## What is needed
Set out every line bearing the string "icon".

============

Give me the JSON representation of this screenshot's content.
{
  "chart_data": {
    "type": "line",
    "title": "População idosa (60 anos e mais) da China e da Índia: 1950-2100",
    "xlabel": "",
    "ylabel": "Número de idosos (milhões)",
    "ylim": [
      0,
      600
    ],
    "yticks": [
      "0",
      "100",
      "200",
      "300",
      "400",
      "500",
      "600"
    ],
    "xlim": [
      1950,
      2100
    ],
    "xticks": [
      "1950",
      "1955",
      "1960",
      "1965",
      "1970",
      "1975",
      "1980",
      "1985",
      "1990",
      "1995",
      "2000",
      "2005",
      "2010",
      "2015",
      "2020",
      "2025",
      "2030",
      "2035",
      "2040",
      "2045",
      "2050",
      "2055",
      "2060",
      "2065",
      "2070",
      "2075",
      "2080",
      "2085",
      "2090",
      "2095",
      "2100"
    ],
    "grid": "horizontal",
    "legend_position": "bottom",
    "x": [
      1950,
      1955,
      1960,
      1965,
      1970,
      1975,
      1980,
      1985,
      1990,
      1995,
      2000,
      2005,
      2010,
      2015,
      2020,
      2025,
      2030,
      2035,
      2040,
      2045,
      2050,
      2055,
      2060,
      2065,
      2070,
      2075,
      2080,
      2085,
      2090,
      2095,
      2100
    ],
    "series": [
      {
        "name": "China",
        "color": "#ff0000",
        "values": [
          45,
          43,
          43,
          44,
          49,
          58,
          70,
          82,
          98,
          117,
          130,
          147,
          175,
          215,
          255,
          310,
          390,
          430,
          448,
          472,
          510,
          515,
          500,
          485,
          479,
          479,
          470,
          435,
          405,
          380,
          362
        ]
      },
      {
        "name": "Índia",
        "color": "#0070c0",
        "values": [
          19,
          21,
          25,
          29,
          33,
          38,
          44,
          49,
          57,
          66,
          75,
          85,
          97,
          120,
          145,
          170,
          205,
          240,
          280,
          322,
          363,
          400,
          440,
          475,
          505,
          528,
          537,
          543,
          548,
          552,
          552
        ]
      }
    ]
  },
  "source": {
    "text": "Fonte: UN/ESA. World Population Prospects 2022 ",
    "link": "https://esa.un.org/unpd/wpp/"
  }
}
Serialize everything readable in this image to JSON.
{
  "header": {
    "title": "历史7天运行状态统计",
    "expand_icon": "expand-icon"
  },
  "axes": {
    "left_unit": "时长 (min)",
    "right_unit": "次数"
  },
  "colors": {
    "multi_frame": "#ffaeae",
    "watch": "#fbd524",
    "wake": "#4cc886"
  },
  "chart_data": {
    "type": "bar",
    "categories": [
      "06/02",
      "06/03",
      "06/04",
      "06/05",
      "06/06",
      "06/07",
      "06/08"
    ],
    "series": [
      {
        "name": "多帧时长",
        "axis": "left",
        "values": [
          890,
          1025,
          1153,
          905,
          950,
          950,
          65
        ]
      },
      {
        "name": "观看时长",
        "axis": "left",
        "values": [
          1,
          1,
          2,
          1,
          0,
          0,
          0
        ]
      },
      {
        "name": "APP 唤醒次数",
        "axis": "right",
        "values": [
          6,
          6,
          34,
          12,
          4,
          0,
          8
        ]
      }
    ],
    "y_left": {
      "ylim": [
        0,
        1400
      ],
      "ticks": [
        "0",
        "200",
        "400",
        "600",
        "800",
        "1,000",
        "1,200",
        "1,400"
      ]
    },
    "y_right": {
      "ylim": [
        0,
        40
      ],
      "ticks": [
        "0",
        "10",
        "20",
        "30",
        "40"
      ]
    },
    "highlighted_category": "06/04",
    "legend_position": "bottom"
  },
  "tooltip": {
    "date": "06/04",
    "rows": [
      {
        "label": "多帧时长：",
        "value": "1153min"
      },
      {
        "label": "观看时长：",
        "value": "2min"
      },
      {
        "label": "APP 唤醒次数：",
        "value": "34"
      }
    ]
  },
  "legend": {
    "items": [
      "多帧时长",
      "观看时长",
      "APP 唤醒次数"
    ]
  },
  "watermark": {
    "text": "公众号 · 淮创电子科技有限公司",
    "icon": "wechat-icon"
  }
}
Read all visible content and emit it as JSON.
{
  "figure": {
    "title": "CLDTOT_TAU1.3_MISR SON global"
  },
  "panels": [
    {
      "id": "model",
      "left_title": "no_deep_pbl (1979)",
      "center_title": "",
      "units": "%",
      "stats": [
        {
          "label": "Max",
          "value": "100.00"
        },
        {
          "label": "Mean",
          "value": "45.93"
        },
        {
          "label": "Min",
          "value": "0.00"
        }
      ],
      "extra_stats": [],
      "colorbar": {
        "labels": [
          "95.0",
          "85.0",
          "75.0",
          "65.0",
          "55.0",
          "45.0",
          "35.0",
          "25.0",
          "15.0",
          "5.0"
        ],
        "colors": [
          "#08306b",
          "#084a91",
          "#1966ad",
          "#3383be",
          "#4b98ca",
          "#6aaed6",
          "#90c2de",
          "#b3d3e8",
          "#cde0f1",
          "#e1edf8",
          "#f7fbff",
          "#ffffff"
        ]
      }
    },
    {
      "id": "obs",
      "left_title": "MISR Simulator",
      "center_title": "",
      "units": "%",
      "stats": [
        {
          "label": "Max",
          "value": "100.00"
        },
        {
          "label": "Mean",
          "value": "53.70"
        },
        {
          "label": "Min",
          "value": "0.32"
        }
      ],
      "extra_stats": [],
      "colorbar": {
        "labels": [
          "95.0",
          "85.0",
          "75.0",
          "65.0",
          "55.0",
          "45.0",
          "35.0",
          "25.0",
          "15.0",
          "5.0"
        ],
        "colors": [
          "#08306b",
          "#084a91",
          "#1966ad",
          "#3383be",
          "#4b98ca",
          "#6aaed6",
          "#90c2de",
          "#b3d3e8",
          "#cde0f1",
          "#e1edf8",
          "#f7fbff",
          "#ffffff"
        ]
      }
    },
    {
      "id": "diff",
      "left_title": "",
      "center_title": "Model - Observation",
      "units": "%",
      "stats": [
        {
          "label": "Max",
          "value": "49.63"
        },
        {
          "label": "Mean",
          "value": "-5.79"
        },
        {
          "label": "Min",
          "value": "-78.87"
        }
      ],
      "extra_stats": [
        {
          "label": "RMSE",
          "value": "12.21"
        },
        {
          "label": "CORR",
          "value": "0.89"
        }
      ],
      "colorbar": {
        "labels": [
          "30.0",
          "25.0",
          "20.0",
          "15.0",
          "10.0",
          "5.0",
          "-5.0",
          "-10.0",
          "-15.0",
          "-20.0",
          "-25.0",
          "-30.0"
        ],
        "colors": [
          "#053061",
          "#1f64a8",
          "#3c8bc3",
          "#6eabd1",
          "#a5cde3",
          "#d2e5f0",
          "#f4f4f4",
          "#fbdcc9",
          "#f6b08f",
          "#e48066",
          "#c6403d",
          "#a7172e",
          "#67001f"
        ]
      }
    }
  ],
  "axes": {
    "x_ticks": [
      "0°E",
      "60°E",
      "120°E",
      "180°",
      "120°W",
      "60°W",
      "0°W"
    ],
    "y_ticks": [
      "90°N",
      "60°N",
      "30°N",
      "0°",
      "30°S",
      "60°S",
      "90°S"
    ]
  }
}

============

## Complete answer
    "expand_icon": "expand-icon"
    "icon": "wechat-icon"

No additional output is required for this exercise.